> _Work to complete_
Count every line that has "this" in it and give the total, nothing more.

--------

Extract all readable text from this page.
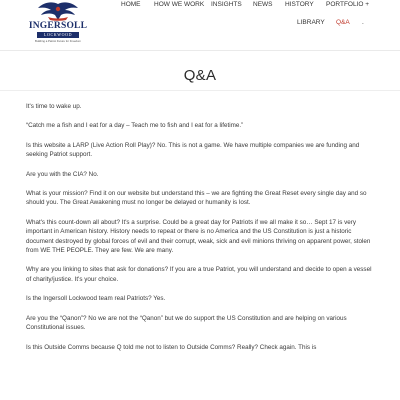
INGERSOLL
LOCKWOOD
Building a Patriot Future for Freedom
HOME HOW WE WORK INSIGHTS NEWS HISTORY PORTFOLIO +
LIBRARY Q&A .
Q&A

It's time to wake up.

“Catch me a fish and I eat for a day – Teach me to fish and I eat for a lifetime.”

Is this website a LARP (Live Action Roll Play)? No. This is not a game. We have multiple companies we are funding and seeking Patriot support.

Are you with the CIA? No.

What is your mission? Find it on our website but understand this – we are fighting the Great Reset every single day and so should you. The Great Awakening must no longer be delayed or humanity is lost.

What's this count-down all about? It's a surprise. Could be a great day for Patriots if we all make it so… Sept 17 is very important in American history. History needs to repeat or there is no America and the US Constitution is just a historic document destroyed by global forces of evil and their corrupt, weak, sick and evil minions thriving on apparent power, stolen from WE THE PEOPLE. They are few. We are many.

Why are you linking to sites that ask for donations? If you are a true Patriot, you will understand and decide to open a vessel of charity/justice. It's your choice.

Is the Ingersoll Lockwood team real Patriots? Yes.

Are you the “Qanon”? No we are not the “Qanon” but we do support the US Constitution and are helping on various Constitutional issues.

Is this Outside Comms because Q told me not to listen to Outside Comms? Really? Check again. This is
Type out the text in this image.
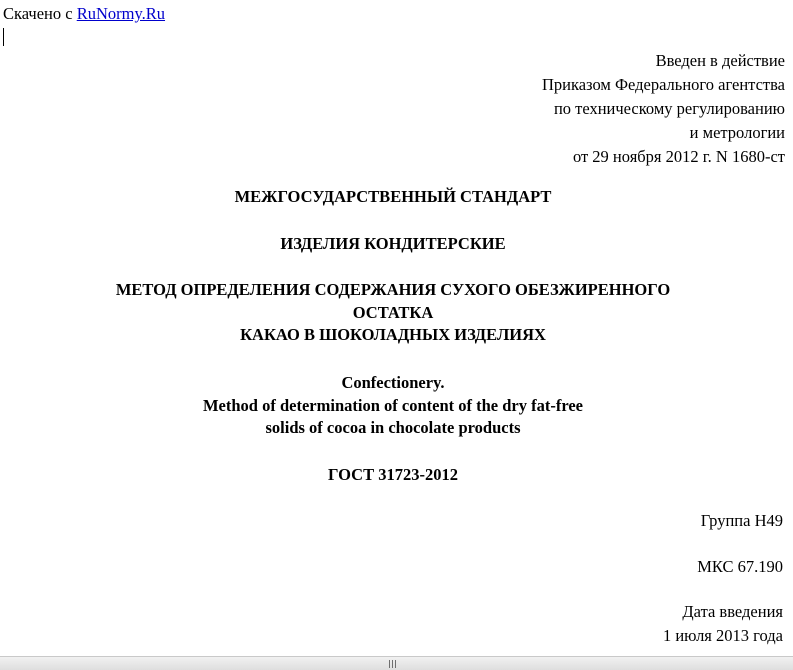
Скачено с RuNormy.Ru
Введен в действие
Приказом Федерального агентства
по техническому регулированию
и метрологии
от 29 ноября 2012 г. N 1680-ст
МЕЖГОСУДАРСТВЕННЫЙ СТАНДАРТ
ИЗДЕЛИЯ КОНДИТЕРСКИЕ
МЕТОД ОПРЕДЕЛЕНИЯ СОДЕРЖАНИЯ СУХОГО ОБЕЗЖИРЕННОГО
ОСТАТКА
КАКАО В ШОКОЛАДНЫХ ИЗДЕЛИЯХ
Confectionery.
Method of determination of content of the dry fat-free
solids of cocoa in chocolate products
ГОСТ 31723-2012
Группа Н49
МКС 67.190
Дата введения
1 июля 2013 года
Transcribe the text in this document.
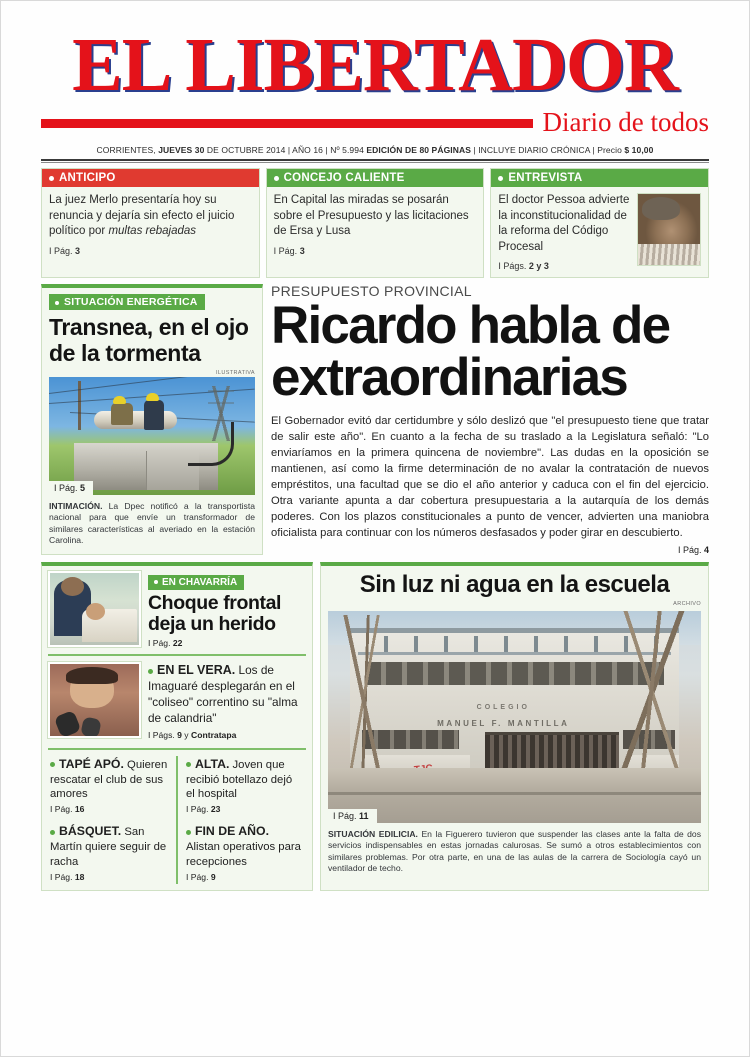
EL LIBERTADOR
Diario de todos
CORRIENTES, JUEVES 30 DE OCTUBRE 2014 | AÑO 16 | Nº 5.994 EDICIÓN DE 80 PÁGINAS | INCLUYE DIARIO CRÓNICA | Precio $ 10,00
ANTICIPO
La juez Merlo presentaría hoy su renuncia y dejaría sin efecto el juicio político por multas rebajadas
I Pág. 3
CONCEJO CALIENTE
En Capital las miradas se posarán sobre el Presupuesto y las licitaciones de Ersa y Lusa
I Pág. 3
ENTREVISTA
El doctor Pessoa advierte la inconstitucionalidad de la reforma del Código Procesal
I Págs. 2 y 3
SITUACIÓN ENERGÉTICA
Transnea, en el ojo de la tormenta
ILUSTRATIVA
I Pág. 5
INTIMACIÓN. La Dpec notificó a la transportista nacional para que envíe un transformador de similares características al averiado en la estación Carolina.
PRESUPUESTO PROVINCIAL
Ricardo habla de
extraordinarias
El Gobernador evitó dar certidumbre y sólo deslizó que "el presupuesto tiene que tratar de salir este año". En cuanto a la fecha de su traslado a la Legislatura señaló: "Lo enviaríamos en la primera quincena de noviembre". Las dudas en la oposición se mantienen, así como la firme determinación de no avalar la contratación de nuevos empréstitos, una facultad que se dio el año anterior y caduca con el fin del ejercicio. Otra variante apunta a dar cobertura presupuestaria a la autarquía de los demás poderes. Con los plazos constitucionales a punto de vencer, advierten una maniobra oficialista para continuar con los números desfasados y poder girar en descubierto.
I Pág. 4
EN CHAVARRÍA
Choque frontal deja un herido
I Pág. 22
EN EL VERA. Los de Imaguaré desplegarán en el "coliseo" correntino su "alma de calandria"
I Págs. 9 y Contratapa
TAPÉ APÓ. Quieren rescatar el club de sus amores
I Pág. 16
BÁSQUET. San Martín quiere seguir de racha
I Pág. 18
ALTA. Joven que recibió botellazo dejó el hospital
I Pág. 23
FIN DE AÑO. Alistan operativos para recepciones
I Pág. 9
Sin luz ni agua en la escuela
ARCHIVO
COLEGIO
MANUEL F. MANTILLA
I Pág. 11
SITUACIÓN EDILICIA. En la Figuerero tuvieron que suspender las clases ante la falta de dos servicios indispensables en estas jornadas calurosas. Se sumó a otros establecimientos con similares problemas. Por otra parte, en una de las aulas de la carrera de Sociología cayó un ventilador de techo.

--------

> _Reply_
7